So, following steps will be taken in each of the reducers to achieve the desired output:

In each of the reducer I will have a key & list of values where the key is nothing but the cust ID. The list of values will have the input from both the datasets i.e. Amount from transaction_details and name from cust_details.
Now, I will loop through the values present in the list of values in the reducer.
Then, I will split the list of values and check whether the value is of transaction_details type or cust_details type.
If it is of the transaction_details type, I will perform the following steps:
- I will increase the counter value by one to calculate the frequency of visit by the very person.
- I will cumulatively update the amount value to calculate the total amount spent by that person.
On the other hand, if the value is of cust_details type, I will store it in a string variable. Later, I will assign the name as my key in my output key-value pair.
Finally, I will write the output key-value pair in the output folder in my HDFS.

Hence, the final output that my reducer will generate is given below:

Kristina, 651.05 8

Paige, 706.97 6

…..

And, this whole process that we did above is called Reduce Side Join in MapReduce.

++++++

▶ _DIRECTIONS_
a: Answer these about the passage on reduce side join, one line each:
(i) What serves as the key in each reducer?
(ii) What is done with a value of cust_details type?
(iii) What is the whole process called?
b: Recast the paragraph of the reduce side join passage that begins "In each of the reducer I will have" as a short list, keeping its main facts.
c: Pick up the passage on reduce side join after its final sentence and continue it.
The records are separate material with no connection to the passage on reduce side join.

++++++

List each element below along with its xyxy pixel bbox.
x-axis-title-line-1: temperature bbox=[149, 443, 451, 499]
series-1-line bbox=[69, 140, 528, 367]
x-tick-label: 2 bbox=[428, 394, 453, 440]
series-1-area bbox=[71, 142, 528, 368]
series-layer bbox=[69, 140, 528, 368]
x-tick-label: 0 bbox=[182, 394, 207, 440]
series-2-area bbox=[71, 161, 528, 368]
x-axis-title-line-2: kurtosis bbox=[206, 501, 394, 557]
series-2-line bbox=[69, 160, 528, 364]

++++++

▶ _IN RESPONSE_
a:
(i) The cust ID.
(ii) It is stored in a string variable, and the name is later assigned as the key in the output key-value pair.
(iii) Reduce Side Join in MapReduce.

b:
- Each reducer receives a key and a list of values.
- The key is the cust ID.
- The list of values holds input from both datasets: Amount from transaction_details and name from cust_details.

c:
Source Code:

The source code for the above MapReduce example of the reduce side join is given below:

import java.io.IOException;
import org.apache.hadoop.conf.Configuration;
import org.apache.hadoop.fs.Path;
import org.apache.hadoop.io.Text;
import org.apache.hadoop.mapreduce.Job;
import org.apache.hadoop.mapreduce.Mapper;
import org.apache.hadoop.mapreduce.Reducer;
import org.apache.hadoop.mapreduce.lib.input.MultipleInputs;
import org.apache.hadoop.mapreduce.lib.input.TextInputFormat;
import org.apache.hadoop.mapreduce.lib.output.FileOutputFormat;

 public class ReduceJoin {
 public static class CustsMapper extends Mapper <Object, Text, Text, Text>
 {
 public void map(Object key, Text value, Context context)
 throws IOException, InterruptedException 
 {
 String record = value.toString();
 String[] parts = record.split(",");
 context.write(new Text(parts[0]), new Text("cust	" + parts[1]));
 }
 }

 public static class TxnsMapper extends Mapper <Object, Text, Text, Text>
 {
 public void map(Object key, Text value, Context context) 
 throws IOException, InterruptedException 
 {
 String record = value.toString();
 String[] parts = record.split(",");
 context.write(new Text(parts[2]), new Text("tnxn	" + parts[3]));
 }
 }

 public static class ReduceJoinReducer extends Reducer <Text, Text, Text, Text>
 {
 public void reduce(Text key, Iterable<Text> values, Context context)
 throws IOException, InterruptedException 
 {
 String name = "";
 double total = 0.0;
 int count = 0;
 for (Text t : values) 
 { 
 String parts[] = t.toString().split("	");
 if (parts[0].equals("tnxn")) 
 {
 count++;
 total += Float.parseFloat(parts[1]);
 } 
 else if (parts[0].equals("cust"))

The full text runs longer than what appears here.